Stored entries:

════════════════

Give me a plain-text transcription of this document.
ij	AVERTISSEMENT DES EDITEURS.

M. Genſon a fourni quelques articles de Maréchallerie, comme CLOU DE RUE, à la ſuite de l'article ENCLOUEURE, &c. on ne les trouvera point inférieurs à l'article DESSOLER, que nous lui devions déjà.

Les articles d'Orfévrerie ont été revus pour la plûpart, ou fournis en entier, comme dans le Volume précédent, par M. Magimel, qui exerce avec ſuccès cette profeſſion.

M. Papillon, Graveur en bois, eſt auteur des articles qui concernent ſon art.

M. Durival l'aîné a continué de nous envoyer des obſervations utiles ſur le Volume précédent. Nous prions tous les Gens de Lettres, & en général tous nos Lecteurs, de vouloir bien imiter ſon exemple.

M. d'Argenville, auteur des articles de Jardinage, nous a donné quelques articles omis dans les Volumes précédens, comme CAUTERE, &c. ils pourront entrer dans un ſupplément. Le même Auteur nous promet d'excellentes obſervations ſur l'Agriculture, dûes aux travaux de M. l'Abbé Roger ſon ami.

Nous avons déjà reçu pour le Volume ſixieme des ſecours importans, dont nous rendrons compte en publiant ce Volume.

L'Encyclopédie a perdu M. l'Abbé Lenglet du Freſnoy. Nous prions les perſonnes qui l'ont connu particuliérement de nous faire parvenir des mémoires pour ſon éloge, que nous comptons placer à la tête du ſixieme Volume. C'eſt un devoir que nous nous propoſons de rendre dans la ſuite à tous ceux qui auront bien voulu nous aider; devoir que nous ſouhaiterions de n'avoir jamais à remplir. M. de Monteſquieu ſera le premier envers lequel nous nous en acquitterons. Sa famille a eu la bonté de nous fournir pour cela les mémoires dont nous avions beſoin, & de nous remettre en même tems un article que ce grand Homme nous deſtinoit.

════════════════

Job
Output all of the material, please, exactly as it stands.

Result of the exercise
Give me a plain-text transcription of this document.
ij	AVERTISSEMENT DES EDITEURS.

M. Genſon a fourni quelques articles de Maréchallerie, comme CLOU DE RUE, à la ſuite de l'article ENCLOUEURE, &c. on ne les trouvera point inférieurs à l'article DESSOLER, que nous lui devions déjà.

Les articles d'Orfévrerie ont été revus pour la plûpart, ou fournis en entier, comme dans le Volume précédent, par M. Magimel, qui exerce avec ſuccès cette profeſſion.

M. Papillon, Graveur en bois, eſt auteur des articles qui concernent ſon art.

M. Durival l'aîné a continué de nous envoyer des obſervations utiles ſur le Volume précédent. Nous prions tous les Gens de Lettres, & en général tous nos Lecteurs, de vouloir bien imiter ſon exemple.

M. d'Argenville, auteur des articles de Jardinage, nous a donné quelques articles omis dans les Volumes précédens, comme CAUTERE, &c. ils pourront entrer dans un ſupplément. Le même Auteur nous promet d'excellentes obſervations ſur l'Agriculture, dûes aux travaux de M. l'Abbé Roger ſon ami.

Nous avons déjà reçu pour le Volume ſixieme des ſecours importans, dont nous rendrons compte en publiant ce Volume.

L'Encyclopédie a perdu M. l'Abbé Lenglet du Freſnoy. Nous prions les perſonnes qui l'ont connu particuliérement de nous faire parvenir des mémoires pour ſon éloge, que nous comptons placer à la tête du ſixieme Volume. C'eſt un devoir que nous nous propoſons de rendre dans la ſuite à tous ceux qui auront bien voulu nous aider; devoir que nous ſouhaiterions de n'avoir jamais à remplir. M. de Monteſquieu ſera le premier envers lequel nous nous en acquitterons. Sa famille a eu la bonté de nous fournir pour cela les mémoires dont nous avions beſoin, & de nous remettre en même tems un article que ce grand Homme nous deſtinoit.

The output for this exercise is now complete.